What you need to do. Reproduce every line of the records below verbatim, changing nothing.

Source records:
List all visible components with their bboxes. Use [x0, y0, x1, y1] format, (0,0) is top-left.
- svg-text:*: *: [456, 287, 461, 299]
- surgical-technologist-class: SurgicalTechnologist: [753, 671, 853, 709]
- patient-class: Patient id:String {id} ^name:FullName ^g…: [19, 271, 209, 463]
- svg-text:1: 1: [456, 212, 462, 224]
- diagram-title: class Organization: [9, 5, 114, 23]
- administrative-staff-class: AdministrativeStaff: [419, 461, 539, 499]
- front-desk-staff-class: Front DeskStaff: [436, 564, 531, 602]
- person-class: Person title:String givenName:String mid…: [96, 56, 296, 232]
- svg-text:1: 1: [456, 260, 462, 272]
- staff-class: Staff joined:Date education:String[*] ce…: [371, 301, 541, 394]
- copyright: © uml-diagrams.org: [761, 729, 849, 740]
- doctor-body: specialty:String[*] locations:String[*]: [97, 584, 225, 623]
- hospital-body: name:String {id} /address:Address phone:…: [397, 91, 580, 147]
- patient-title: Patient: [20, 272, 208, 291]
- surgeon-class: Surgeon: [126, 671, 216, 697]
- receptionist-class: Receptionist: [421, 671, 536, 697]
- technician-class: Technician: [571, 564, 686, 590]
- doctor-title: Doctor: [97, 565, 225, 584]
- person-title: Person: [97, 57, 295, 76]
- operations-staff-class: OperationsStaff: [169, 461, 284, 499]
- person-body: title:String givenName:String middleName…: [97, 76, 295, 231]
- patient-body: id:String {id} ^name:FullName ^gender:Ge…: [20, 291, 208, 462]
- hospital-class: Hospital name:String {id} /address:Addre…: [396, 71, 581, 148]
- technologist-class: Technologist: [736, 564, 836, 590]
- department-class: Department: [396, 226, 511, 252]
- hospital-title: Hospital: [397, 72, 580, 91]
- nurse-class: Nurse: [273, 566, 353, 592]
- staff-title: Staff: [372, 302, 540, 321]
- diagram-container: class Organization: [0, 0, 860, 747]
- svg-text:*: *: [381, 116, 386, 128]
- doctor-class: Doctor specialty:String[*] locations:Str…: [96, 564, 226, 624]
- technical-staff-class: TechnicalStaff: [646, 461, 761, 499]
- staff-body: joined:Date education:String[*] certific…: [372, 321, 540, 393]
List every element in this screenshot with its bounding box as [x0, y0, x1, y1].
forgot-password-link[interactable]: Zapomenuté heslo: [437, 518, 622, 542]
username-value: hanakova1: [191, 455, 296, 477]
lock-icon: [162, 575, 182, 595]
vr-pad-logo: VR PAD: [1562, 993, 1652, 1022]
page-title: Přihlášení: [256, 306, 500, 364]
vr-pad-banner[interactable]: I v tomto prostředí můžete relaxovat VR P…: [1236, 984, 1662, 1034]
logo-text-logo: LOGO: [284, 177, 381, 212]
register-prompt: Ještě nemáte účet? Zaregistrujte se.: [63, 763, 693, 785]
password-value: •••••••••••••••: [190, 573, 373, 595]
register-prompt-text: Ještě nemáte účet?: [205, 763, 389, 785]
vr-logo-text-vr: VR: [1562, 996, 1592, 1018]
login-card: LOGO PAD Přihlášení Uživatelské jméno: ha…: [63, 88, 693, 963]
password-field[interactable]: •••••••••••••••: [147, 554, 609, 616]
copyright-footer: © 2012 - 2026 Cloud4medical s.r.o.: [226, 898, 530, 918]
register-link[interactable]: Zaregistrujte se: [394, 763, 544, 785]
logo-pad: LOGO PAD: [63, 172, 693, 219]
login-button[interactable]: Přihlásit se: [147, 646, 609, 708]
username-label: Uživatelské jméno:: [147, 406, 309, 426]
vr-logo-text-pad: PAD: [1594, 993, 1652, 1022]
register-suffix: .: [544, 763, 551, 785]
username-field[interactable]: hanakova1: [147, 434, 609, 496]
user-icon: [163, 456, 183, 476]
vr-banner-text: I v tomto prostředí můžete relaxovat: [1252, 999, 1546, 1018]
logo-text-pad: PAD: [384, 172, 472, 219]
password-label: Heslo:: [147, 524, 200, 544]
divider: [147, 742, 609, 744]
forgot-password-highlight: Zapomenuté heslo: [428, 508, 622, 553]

Answer to this task.
List all visible components with their bboxes. Use [x0, y0, x1, y1] format, (0,0) is top-left.
- svg-text:*: *: [456, 287, 461, 299]
- surgical-technologist-class: SurgicalTechnologist: [753, 671, 853, 709]
- patient-class: Patient id:String {id} ^name:FullName ^g…: [19, 271, 209, 463]
- svg-text:1: 1: [456, 212, 462, 224]
- diagram-title: class Organization: [9, 5, 114, 23]
- administrative-staff-class: AdministrativeStaff: [419, 461, 539, 499]
- front-desk-staff-class: Front DeskStaff: [436, 564, 531, 602]
- person-class: Person title:String givenName:String mid…: [96, 56, 296, 232]
- svg-text:1: 1: [456, 260, 462, 272]
- staff-class: Staff joined:Date education:String[*] ce…: [371, 301, 541, 394]
- copyright: © uml-diagrams.org: [761, 729, 849, 740]
- doctor-body: specialty:String[*] locations:String[*]: [97, 584, 225, 623]
- hospital-body: name:String {id} /address:Address phone:…: [397, 91, 580, 147]
- patient-title: Patient: [20, 272, 208, 291]
- surgeon-class: Surgeon: [126, 671, 216, 697]
- receptionist-class: Receptionist: [421, 671, 536, 697]
- technician-class: Technician: [571, 564, 686, 590]
- doctor-title: Doctor: [97, 565, 225, 584]
- person-title: Person: [97, 57, 295, 76]
- operations-staff-class: OperationsStaff: [169, 461, 284, 499]
- person-body: title:String givenName:String middleName…: [97, 76, 295, 231]
- patient-body: id:String {id} ^name:FullName ^gender:Ge…: [20, 291, 208, 462]
- hospital-class: Hospital name:String {id} /address:Addre…: [396, 71, 581, 148]
- technologist-class: Technologist: [736, 564, 836, 590]
- department-class: Department: [396, 226, 511, 252]
- hospital-title: Hospital: [397, 72, 580, 91]
- nurse-class: Nurse: [273, 566, 353, 592]
- staff-title: Staff: [372, 302, 540, 321]
- diagram-container: class Organization: [0, 0, 860, 747]
- svg-text:*: *: [381, 116, 386, 128]
- doctor-class: Doctor specialty:String[*] locations:Str…: [96, 564, 226, 624]
- technical-staff-class: TechnicalStaff: [646, 461, 761, 499]
- staff-body: joined:Date education:String[*] certific…: [372, 321, 540, 393]
List every element in this screenshot with its bounding box as [x0, y0, x1, y1].
forgot-password-link[interactable]: Zapomenuté heslo: [437, 518, 622, 542]
username-value: hanakova1: [191, 455, 296, 477]
lock-icon: [162, 575, 182, 595]
vr-pad-logo: VR PAD: [1562, 993, 1652, 1022]
page-title: Přihlášení: [256, 306, 500, 364]
vr-pad-banner[interactable]: I v tomto prostředí můžete relaxovat VR P…: [1236, 984, 1662, 1034]
logo-text-logo: LOGO: [284, 177, 381, 212]
register-prompt: Ještě nemáte účet? Zaregistrujte se.: [63, 763, 693, 785]
password-value: •••••••••••••••: [190, 573, 373, 595]
register-prompt-text: Ještě nemáte účet?: [205, 763, 389, 785]
vr-logo-text-vr: VR: [1562, 996, 1592, 1018]
login-card: LOGO PAD Přihlášení Uživatelské jméno: ha…: [63, 88, 693, 963]
password-field[interactable]: •••••••••••••••: [147, 554, 609, 616]
copyright-footer: © 2012 - 2026 Cloud4medical s.r.o.: [226, 898, 530, 918]
register-link[interactable]: Zaregistrujte se: [394, 763, 544, 785]
logo-pad: LOGO PAD: [63, 172, 693, 219]
login-button[interactable]: Přihlásit se: [147, 646, 609, 708]
username-label: Uživatelské jméno:: [147, 406, 309, 426]
vr-logo-text-pad: PAD: [1594, 993, 1652, 1022]
register-suffix: .: [544, 763, 551, 785]
username-field[interactable]: hanakova1: [147, 434, 609, 496]
user-icon: [163, 456, 183, 476]
vr-banner-text: I v tomto prostředí můžete relaxovat: [1252, 999, 1546, 1018]
logo-text-pad: PAD: [384, 172, 472, 219]
password-label: Heslo:: [147, 524, 200, 544]
divider: [147, 742, 609, 744]
forgot-password-highlight: Zapomenuté heslo: [428, 508, 622, 553]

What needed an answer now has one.